Records contained in a dataset -
- - -

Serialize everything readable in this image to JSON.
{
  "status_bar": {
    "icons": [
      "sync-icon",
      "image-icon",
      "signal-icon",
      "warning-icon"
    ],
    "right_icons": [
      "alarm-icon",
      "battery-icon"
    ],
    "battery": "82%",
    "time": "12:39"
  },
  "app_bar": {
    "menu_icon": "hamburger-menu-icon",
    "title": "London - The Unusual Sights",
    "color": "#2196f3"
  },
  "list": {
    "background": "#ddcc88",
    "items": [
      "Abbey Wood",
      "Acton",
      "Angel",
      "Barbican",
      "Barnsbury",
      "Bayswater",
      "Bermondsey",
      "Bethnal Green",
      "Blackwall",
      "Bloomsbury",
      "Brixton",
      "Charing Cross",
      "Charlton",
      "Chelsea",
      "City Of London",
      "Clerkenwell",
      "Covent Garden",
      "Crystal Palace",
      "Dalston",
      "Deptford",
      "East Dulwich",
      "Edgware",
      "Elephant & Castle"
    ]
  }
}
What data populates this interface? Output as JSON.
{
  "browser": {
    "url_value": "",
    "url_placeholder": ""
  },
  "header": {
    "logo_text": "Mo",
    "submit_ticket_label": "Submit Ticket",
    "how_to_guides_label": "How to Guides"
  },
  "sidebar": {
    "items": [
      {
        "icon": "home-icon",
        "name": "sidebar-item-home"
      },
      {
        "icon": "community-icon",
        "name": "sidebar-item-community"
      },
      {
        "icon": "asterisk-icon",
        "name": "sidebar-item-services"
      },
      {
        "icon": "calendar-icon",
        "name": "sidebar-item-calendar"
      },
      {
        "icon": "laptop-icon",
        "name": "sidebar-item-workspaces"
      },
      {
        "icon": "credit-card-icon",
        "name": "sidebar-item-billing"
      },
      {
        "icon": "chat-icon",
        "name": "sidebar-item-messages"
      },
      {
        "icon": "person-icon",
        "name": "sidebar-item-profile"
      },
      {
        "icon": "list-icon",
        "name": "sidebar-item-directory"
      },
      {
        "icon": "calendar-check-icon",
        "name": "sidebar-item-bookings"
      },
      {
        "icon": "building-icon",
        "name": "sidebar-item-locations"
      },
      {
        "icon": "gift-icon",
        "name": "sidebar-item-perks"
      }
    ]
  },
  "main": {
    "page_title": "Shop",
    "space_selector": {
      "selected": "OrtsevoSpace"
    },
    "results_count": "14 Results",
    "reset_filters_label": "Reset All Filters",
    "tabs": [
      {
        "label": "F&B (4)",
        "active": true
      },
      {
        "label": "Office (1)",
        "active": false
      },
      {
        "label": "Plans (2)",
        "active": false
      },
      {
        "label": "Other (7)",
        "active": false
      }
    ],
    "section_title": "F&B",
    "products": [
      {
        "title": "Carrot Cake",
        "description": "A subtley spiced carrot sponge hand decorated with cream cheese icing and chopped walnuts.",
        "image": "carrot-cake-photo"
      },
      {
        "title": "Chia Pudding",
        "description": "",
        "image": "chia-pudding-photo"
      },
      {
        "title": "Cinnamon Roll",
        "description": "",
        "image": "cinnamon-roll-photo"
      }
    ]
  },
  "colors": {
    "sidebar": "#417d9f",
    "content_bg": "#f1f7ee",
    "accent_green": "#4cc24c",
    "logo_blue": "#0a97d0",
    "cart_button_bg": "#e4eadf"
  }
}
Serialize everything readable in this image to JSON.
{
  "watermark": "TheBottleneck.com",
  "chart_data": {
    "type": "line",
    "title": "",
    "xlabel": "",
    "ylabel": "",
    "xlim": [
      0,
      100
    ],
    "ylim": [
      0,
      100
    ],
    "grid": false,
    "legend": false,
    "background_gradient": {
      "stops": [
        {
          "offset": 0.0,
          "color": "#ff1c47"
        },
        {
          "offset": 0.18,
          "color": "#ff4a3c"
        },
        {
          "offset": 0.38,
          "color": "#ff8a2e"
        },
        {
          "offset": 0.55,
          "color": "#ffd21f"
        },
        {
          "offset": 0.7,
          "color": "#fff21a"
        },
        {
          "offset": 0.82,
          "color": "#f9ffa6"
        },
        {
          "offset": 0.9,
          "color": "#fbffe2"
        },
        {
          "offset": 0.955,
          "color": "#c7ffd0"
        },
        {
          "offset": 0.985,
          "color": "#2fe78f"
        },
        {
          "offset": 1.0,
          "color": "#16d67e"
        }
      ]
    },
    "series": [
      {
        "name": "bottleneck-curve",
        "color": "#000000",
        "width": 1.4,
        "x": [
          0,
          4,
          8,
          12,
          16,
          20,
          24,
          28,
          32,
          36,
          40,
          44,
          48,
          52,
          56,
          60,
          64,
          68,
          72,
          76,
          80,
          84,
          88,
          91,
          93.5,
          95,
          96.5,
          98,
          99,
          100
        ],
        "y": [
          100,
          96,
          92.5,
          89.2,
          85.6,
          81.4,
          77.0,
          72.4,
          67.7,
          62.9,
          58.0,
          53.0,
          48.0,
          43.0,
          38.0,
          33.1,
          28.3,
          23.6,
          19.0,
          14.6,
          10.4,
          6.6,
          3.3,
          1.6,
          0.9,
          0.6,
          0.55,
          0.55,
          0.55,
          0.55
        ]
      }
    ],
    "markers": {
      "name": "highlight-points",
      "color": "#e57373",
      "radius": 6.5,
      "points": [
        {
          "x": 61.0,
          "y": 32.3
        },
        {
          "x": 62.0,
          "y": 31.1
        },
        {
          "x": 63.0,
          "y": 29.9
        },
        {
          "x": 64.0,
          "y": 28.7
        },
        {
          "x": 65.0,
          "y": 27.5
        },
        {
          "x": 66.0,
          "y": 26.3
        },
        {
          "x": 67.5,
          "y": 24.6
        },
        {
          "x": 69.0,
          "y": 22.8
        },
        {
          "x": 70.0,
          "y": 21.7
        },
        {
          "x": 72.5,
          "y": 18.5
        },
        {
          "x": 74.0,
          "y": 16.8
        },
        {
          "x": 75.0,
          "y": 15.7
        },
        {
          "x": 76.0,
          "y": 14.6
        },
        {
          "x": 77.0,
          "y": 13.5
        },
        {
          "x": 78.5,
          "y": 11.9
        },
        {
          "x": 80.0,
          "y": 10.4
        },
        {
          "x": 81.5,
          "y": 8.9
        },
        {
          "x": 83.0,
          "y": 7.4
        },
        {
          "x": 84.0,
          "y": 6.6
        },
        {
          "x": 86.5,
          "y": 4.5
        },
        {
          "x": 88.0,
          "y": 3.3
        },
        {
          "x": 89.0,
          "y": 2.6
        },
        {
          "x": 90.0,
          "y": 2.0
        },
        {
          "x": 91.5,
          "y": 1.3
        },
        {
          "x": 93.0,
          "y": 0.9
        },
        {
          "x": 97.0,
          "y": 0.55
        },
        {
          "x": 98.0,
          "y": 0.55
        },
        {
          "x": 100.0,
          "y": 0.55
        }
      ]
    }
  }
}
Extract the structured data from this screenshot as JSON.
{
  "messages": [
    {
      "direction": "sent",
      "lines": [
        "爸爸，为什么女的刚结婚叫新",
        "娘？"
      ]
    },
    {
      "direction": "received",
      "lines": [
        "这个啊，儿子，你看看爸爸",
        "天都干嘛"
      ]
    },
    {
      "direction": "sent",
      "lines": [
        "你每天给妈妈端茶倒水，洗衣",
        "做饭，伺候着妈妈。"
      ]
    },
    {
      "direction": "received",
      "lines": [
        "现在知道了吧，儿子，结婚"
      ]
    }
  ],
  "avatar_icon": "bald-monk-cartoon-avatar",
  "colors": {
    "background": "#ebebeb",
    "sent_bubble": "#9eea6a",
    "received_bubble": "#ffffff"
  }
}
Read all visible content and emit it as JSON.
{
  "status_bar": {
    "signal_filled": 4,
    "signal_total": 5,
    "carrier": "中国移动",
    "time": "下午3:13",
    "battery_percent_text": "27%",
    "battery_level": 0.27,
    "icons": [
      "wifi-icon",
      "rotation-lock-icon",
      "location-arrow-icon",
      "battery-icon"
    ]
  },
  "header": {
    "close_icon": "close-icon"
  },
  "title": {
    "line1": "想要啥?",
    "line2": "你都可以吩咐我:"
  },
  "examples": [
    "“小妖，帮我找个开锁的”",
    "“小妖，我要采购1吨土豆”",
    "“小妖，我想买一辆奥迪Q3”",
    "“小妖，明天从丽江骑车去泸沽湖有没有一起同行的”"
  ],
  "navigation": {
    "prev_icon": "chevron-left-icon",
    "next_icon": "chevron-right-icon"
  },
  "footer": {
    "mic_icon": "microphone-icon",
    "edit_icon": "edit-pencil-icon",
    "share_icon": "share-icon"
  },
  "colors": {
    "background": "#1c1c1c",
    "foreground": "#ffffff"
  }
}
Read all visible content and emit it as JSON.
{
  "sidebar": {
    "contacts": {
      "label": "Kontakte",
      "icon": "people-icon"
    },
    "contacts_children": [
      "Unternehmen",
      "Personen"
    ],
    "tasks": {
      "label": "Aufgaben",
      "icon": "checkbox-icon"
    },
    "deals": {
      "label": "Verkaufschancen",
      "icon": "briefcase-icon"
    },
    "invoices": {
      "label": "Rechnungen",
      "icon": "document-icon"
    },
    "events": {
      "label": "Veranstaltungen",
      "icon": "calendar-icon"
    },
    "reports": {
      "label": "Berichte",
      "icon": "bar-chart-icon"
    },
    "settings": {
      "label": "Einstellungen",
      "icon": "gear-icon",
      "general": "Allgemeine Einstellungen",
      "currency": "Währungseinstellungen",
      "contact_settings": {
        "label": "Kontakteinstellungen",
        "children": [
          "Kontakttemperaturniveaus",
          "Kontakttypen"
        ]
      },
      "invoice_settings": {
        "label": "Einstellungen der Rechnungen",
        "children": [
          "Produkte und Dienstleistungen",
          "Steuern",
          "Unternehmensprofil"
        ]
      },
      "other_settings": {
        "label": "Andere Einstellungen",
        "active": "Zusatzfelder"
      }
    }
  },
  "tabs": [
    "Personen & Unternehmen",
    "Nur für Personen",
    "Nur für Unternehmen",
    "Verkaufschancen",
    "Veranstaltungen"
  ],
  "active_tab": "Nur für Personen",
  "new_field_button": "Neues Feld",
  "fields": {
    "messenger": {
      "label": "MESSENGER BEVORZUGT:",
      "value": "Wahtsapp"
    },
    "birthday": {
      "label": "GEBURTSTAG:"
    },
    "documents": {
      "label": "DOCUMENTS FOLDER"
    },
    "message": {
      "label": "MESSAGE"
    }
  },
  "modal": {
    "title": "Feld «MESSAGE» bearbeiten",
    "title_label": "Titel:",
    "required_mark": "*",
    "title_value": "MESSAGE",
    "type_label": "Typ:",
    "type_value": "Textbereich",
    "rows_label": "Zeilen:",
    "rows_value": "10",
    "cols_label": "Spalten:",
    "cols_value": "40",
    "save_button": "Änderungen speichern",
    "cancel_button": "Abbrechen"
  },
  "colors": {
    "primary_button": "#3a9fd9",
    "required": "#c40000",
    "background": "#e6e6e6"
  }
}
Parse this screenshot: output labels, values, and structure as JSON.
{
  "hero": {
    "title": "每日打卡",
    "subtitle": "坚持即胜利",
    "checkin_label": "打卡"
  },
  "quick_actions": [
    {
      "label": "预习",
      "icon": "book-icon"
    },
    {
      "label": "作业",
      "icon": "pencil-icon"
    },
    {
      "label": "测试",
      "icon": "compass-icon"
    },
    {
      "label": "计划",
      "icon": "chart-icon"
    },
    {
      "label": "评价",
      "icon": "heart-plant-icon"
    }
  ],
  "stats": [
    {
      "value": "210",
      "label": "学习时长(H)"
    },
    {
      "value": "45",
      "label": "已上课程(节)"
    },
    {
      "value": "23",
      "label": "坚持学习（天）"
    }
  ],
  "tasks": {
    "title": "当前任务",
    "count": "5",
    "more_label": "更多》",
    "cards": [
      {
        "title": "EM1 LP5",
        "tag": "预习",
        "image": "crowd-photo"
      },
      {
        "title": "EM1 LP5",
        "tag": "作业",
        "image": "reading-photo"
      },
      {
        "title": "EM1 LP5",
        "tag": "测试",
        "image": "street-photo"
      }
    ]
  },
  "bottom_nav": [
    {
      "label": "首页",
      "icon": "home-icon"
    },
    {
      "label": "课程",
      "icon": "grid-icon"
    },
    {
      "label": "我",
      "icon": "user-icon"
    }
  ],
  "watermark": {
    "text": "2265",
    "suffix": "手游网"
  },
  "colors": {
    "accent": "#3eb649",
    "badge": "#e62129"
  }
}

- - -

Given problem -
Pick out and copy every line that contains the word "this".

Correct response -
Serialize everything readable in this image to JSON.
What data populates this interface? Output as JSON.
Serialize everything readable in this image to JSON.
Extract the structured data from this screenshot as JSON.
Parse this screenshot: output labels, values, and structure as JSON.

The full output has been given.